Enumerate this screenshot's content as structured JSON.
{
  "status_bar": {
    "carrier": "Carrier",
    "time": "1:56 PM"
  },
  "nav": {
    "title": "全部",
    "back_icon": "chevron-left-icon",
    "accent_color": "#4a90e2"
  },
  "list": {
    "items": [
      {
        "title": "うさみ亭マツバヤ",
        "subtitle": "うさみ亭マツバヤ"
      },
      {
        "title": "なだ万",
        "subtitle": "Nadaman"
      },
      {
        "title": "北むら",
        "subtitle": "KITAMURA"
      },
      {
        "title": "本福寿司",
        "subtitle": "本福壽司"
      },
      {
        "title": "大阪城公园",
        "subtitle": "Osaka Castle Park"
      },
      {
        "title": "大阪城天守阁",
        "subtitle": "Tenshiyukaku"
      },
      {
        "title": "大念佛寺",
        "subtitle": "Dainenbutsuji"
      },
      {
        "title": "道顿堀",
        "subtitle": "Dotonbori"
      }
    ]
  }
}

_ _ _ _ _

--- WHAT THE EXERCISE ASKS ---
Reproduce the listing above word for word.

--- THE SOLUTION ---
Enumerate this screenshot's content as structured JSON.
{
  "status_bar": {
    "carrier": "Carrier",
    "time": "1:56 PM"
  },
  "nav": {
    "title": "全部",
    "back_icon": "chevron-left-icon",
    "accent_color": "#4a90e2"
  },
  "list": {
    "items": [
      {
        "title": "うさみ亭マツバヤ",
        "subtitle": "うさみ亭マツバヤ"
      },
      {
        "title": "なだ万",
        "subtitle": "Nadaman"
      },
      {
        "title": "北むら",
        "subtitle": "KITAMURA"
      },
      {
        "title": "本福寿司",
        "subtitle": "本福壽司"
      },
      {
        "title": "大阪城公园",
        "subtitle": "Osaka Castle Park"
      },
      {
        "title": "大阪城天守阁",
        "subtitle": "Tenshiyukaku"
      },
      {
        "title": "大念佛寺",
        "subtitle": "Dainenbutsuji"
      },
      {
        "title": "道顿堀",
        "subtitle": "Dotonbori"
      }
    ]
  }
}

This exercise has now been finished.